- _What to produce_: Transcribe all the entries word for word, but omit the images.

- _Information given_:
Begin
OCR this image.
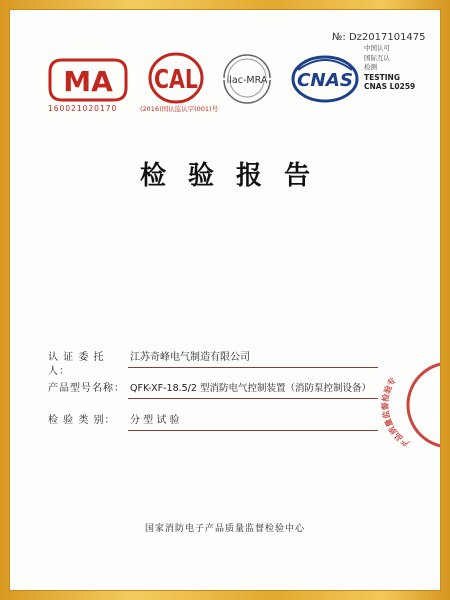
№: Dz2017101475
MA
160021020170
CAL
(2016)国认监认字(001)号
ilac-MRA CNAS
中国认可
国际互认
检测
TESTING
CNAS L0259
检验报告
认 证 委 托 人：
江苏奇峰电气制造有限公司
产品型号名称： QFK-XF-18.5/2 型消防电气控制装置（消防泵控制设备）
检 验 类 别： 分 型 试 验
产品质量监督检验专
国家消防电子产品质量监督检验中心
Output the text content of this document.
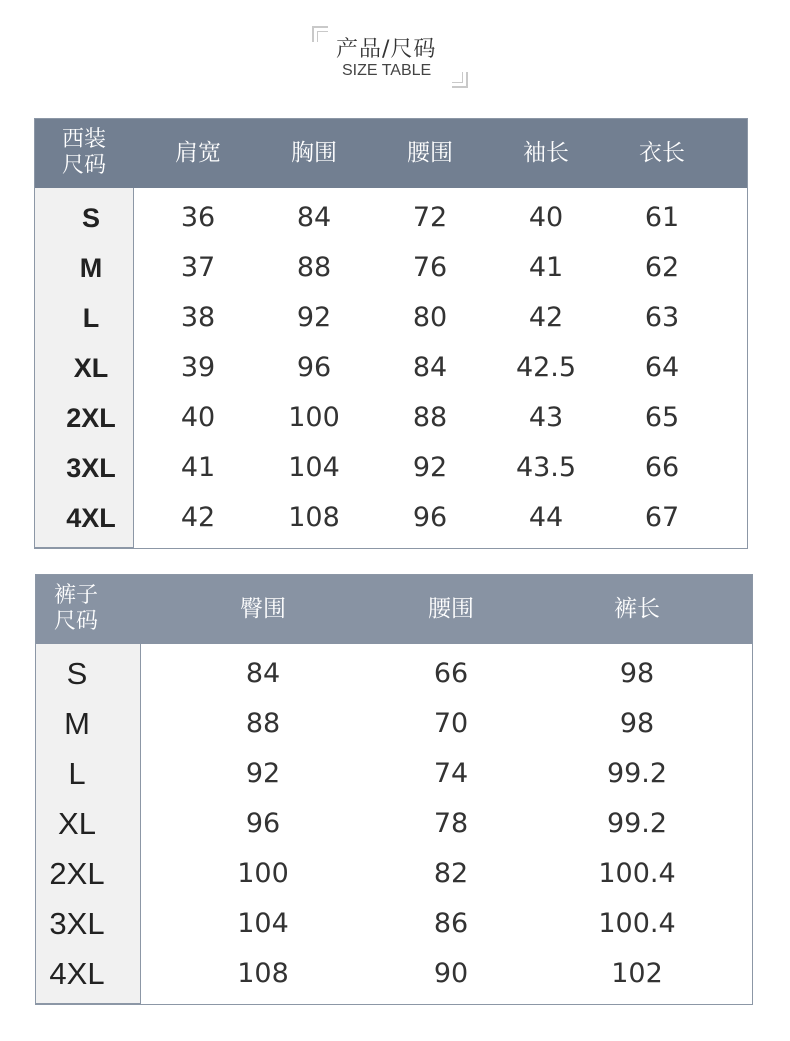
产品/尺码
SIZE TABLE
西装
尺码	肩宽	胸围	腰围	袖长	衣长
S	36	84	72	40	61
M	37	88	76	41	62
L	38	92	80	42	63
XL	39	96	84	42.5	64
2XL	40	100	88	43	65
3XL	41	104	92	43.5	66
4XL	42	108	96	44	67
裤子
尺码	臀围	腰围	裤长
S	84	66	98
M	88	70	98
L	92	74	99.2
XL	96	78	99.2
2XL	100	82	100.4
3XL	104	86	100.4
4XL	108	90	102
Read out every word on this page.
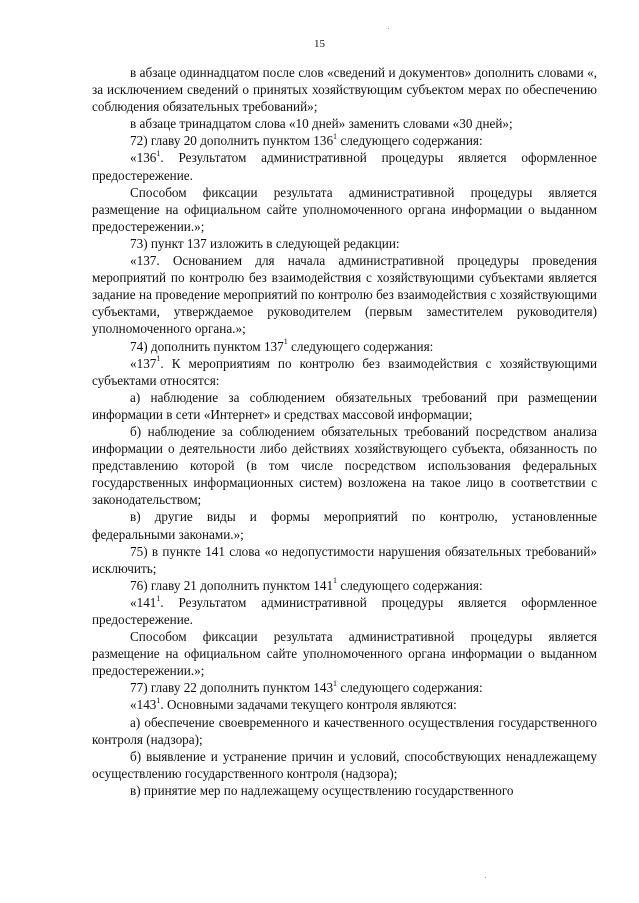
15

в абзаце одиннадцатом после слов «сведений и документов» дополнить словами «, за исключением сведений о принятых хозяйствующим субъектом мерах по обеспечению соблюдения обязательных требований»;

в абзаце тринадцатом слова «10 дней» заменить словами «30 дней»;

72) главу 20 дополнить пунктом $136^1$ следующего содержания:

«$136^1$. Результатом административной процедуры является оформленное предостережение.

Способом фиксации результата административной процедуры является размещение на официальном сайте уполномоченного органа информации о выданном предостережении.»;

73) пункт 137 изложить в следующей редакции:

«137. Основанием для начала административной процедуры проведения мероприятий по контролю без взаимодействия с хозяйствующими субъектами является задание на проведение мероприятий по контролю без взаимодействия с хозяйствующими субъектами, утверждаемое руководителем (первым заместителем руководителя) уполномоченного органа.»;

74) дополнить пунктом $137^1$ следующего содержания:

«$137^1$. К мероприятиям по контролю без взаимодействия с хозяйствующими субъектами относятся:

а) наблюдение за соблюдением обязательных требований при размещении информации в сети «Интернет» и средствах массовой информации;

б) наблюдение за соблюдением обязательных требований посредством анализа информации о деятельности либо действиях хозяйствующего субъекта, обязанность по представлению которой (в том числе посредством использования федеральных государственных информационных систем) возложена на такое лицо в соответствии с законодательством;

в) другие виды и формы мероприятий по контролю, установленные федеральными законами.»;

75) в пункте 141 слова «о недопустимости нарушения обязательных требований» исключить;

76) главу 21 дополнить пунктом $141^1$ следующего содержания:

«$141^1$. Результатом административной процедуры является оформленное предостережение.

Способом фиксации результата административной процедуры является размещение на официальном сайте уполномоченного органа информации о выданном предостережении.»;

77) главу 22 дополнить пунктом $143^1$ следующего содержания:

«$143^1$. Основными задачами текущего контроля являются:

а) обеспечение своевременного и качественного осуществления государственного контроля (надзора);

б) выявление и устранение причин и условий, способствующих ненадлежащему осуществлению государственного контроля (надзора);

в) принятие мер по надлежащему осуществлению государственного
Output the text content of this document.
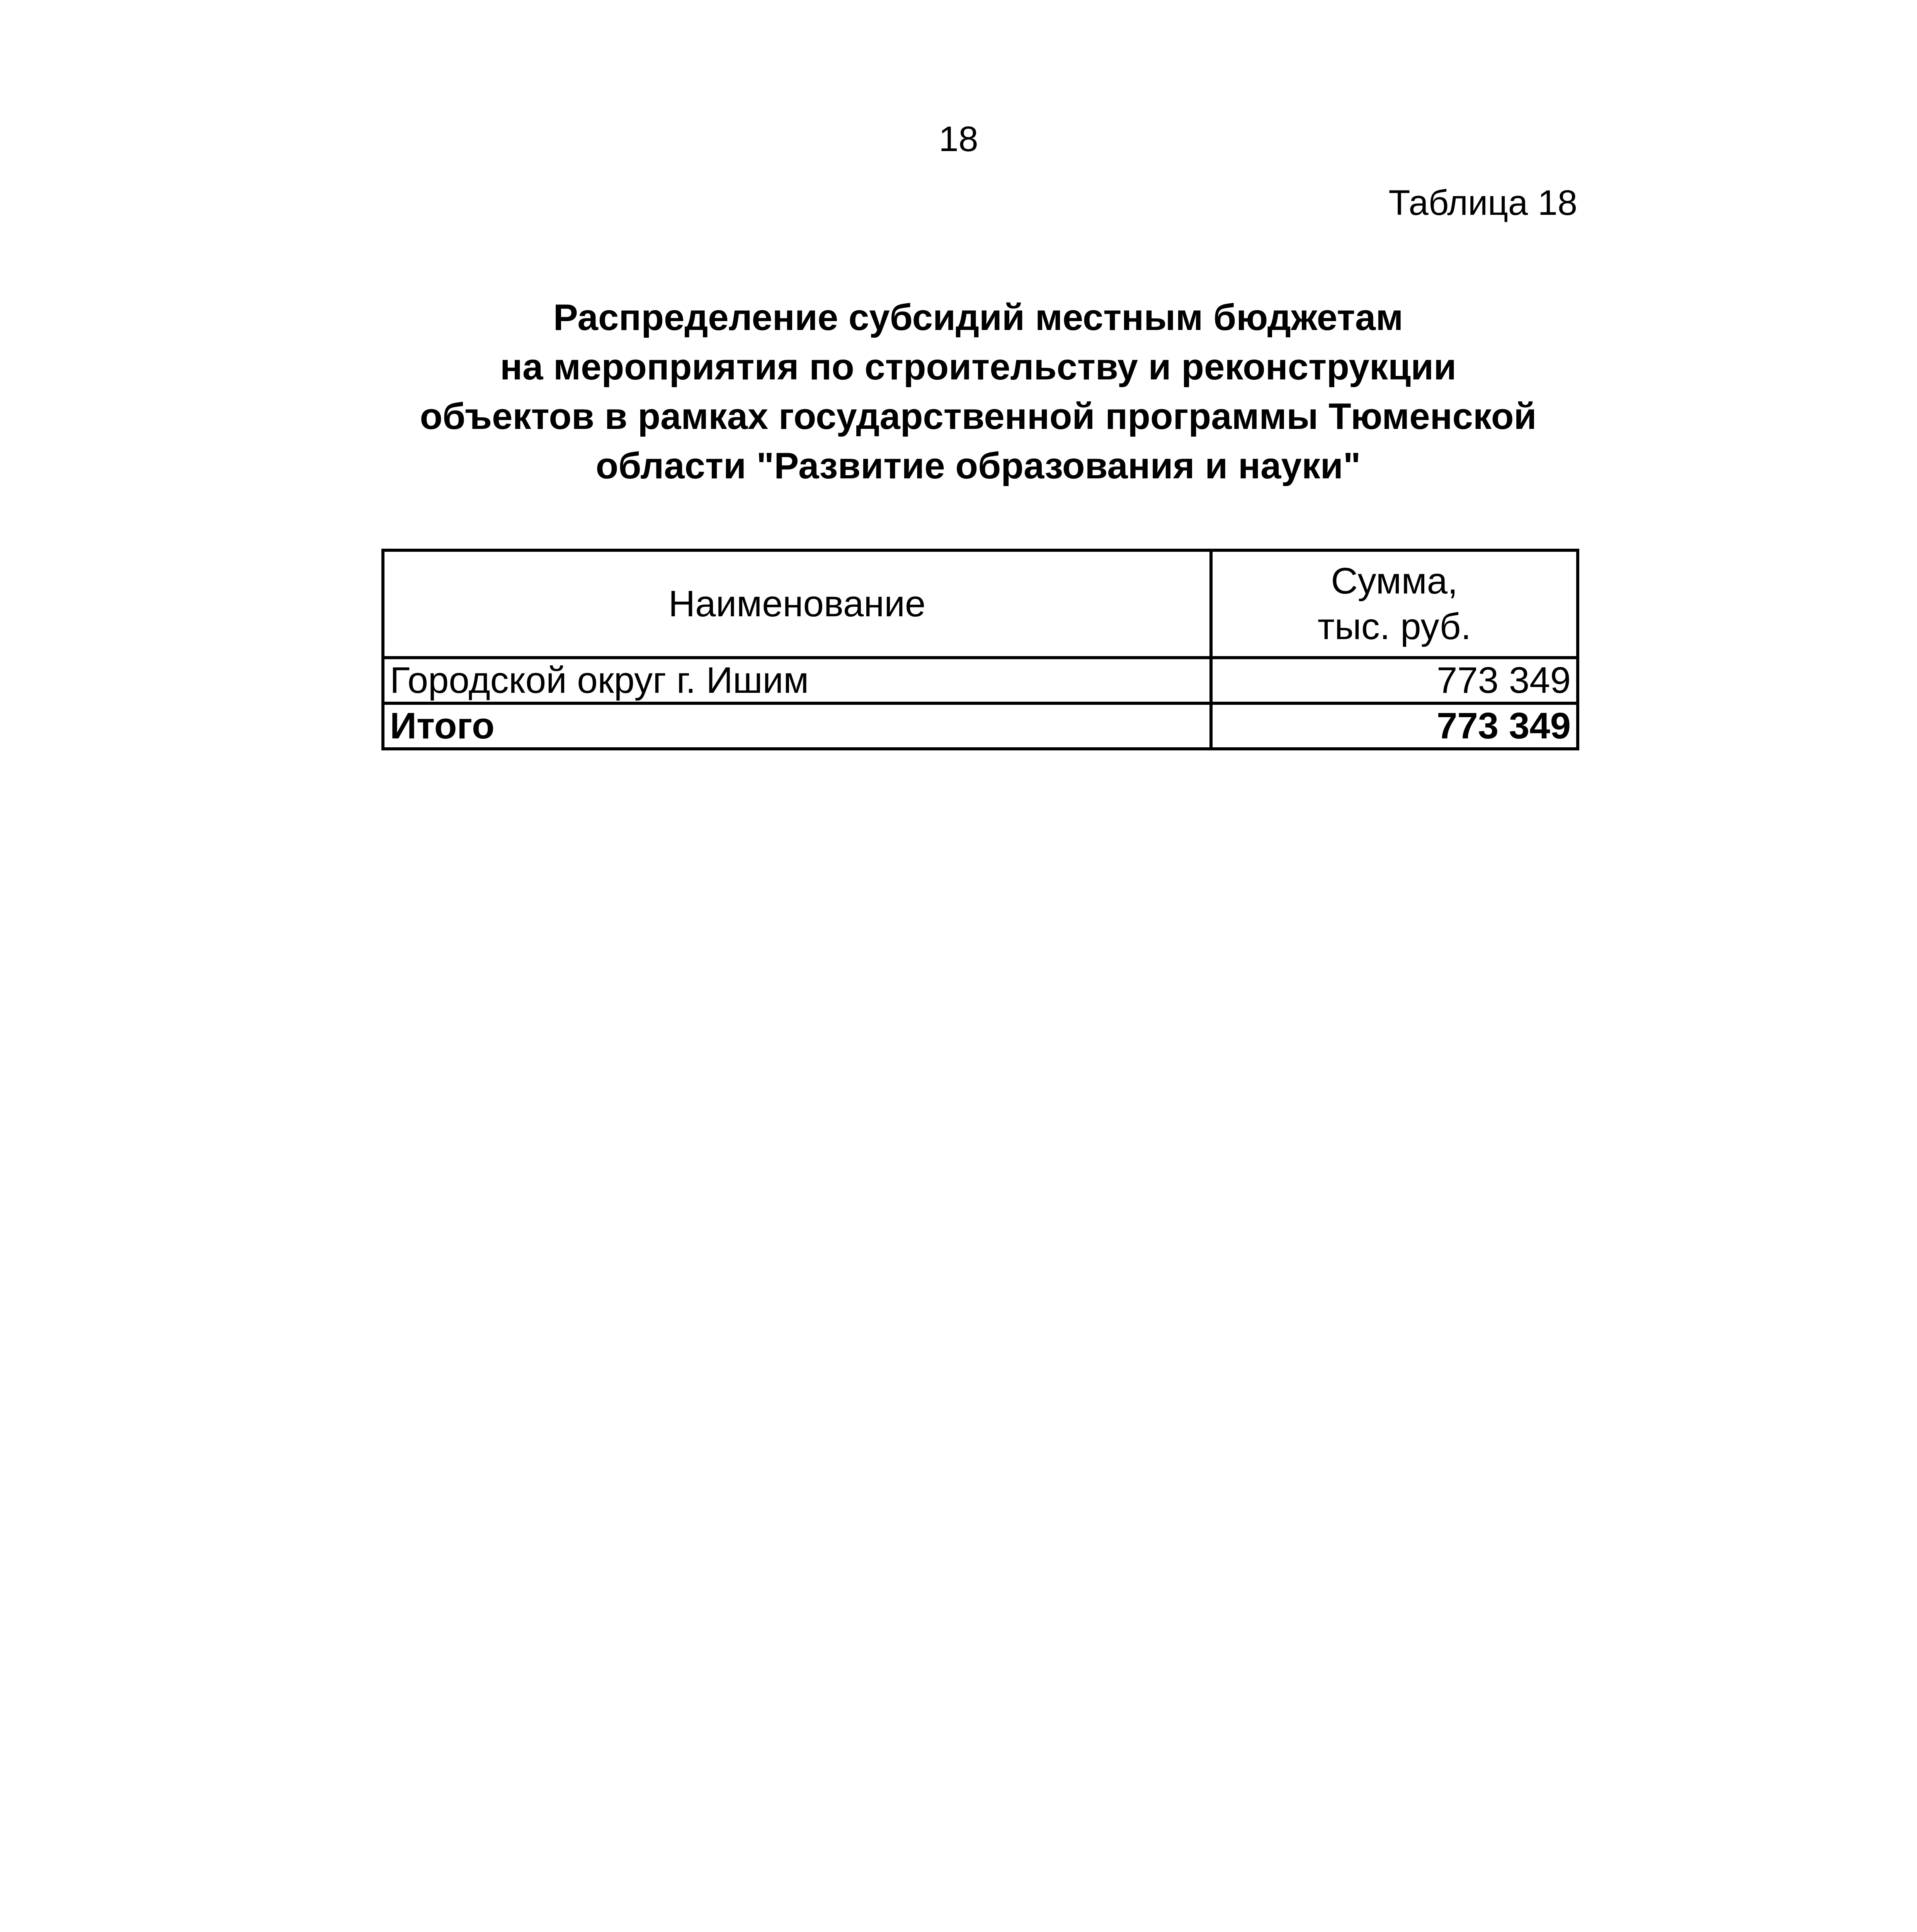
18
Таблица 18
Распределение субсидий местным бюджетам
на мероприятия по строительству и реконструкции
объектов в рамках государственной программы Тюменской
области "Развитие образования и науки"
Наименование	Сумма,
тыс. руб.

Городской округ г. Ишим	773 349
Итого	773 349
End
- _Final result_:
OCR this image.
№: Dz2017101475
MA
160021020170
CAL
(2016)国认监认字(001)号
ilac-MRA CNAS
中国认可
国际互认
检测
TESTING
CNAS L0259
检验报告
认 证 委 托 人：
江苏奇峰电气制造有限公司
产品型号名称： QFK-XF-18.5/2 型消防电气控制装置（消防泵控制设备）
检 验 类 别： 分 型 试 验
产品质量监督检验专
国家消防电子产品质量监督检验中心
Output the text content of this document.
产品/尺码
SIZE TABLE
西装
尺码	肩宽	胸围	腰围	袖长	衣长
S	36	84	72	40	61
M	37	88	76	41	62
L	38	92	80	42	63
XL	39	96	84	42.5	64
2XL	40	100	88	43	65
3XL	41	104	92	43.5	66
4XL	42	108	96	44	67
裤子
尺码	臀围	腰围	裤长
S	84	66	98
M	88	70	98
L	92	74	99.2
XL	96	78	99.2
2XL	100	82	100.4
3XL	104	86	100.4
4XL	108	90	102
Read out every word on this page.
15

в абзаце одиннадцатом после слов «сведений и документов» дополнить словами «, за исключением сведений о принятых хозяйствующим субъектом мерах по обеспечению соблюдения обязательных требований»;

в абзаце тринадцатом слова «10 дней» заменить словами «30 дней»;

72) главу 20 дополнить пунктом $136^1$ следующего содержания:

«$136^1$. Результатом административной процедуры является оформленное предостережение.

Способом фиксации результата административной процедуры является размещение на официальном сайте уполномоченного органа информации о выданном предостережении.»;

73) пункт 137 изложить в следующей редакции:

«137. Основанием для начала административной процедуры проведения мероприятий по контролю без взаимодействия с хозяйствующими субъектами является задание на проведение мероприятий по контролю без взаимодействия с хозяйствующими субъектами, утверждаемое руководителем (первым заместителем руководителя) уполномоченного органа.»;

74) дополнить пунктом $137^1$ следующего содержания:

«$137^1$. К мероприятиям по контролю без взаимодействия с хозяйствующими субъектами относятся:

а) наблюдение за соблюдением обязательных требований при размещении информации в сети «Интернет» и средствах массовой информации;

б) наблюдение за соблюдением обязательных требований посредством анализа информации о деятельности либо действиях хозяйствующего субъекта, обязанность по представлению которой (в том числе посредством использования федеральных государственных информационных систем) возложена на такое лицо в соответствии с законодательством;

в) другие виды и формы мероприятий по контролю, установленные федеральными законами.»;

75) в пункте 141 слова «о недопустимости нарушения обязательных требований» исключить;

76) главу 21 дополнить пунктом $141^1$ следующего содержания:

«$141^1$. Результатом административной процедуры является оформленное предостережение.

Способом фиксации результата административной процедуры является размещение на официальном сайте уполномоченного органа информации о выданном предостережении.»;

77) главу 22 дополнить пунктом $143^1$ следующего содержания:

«$143^1$. Основными задачами текущего контроля являются:

а) обеспечение своевременного и качественного осуществления государственного контроля (надзора);

б) выявление и устранение причин и условий, способствующих ненадлежащему осуществлению государственного контроля (надзора);

в) принятие мер по надлежащему осуществлению государственного
Output the text content of this document.
18
Таблица 18
Распределение субсидий местным бюджетам
на мероприятия по строительству и реконструкции
объектов в рамках государственной программы Тюменской
области "Развитие образования и науки"
Наименование	Сумма,
тыс. руб.

Городской округ г. Ишим	773 349
Итого	773 349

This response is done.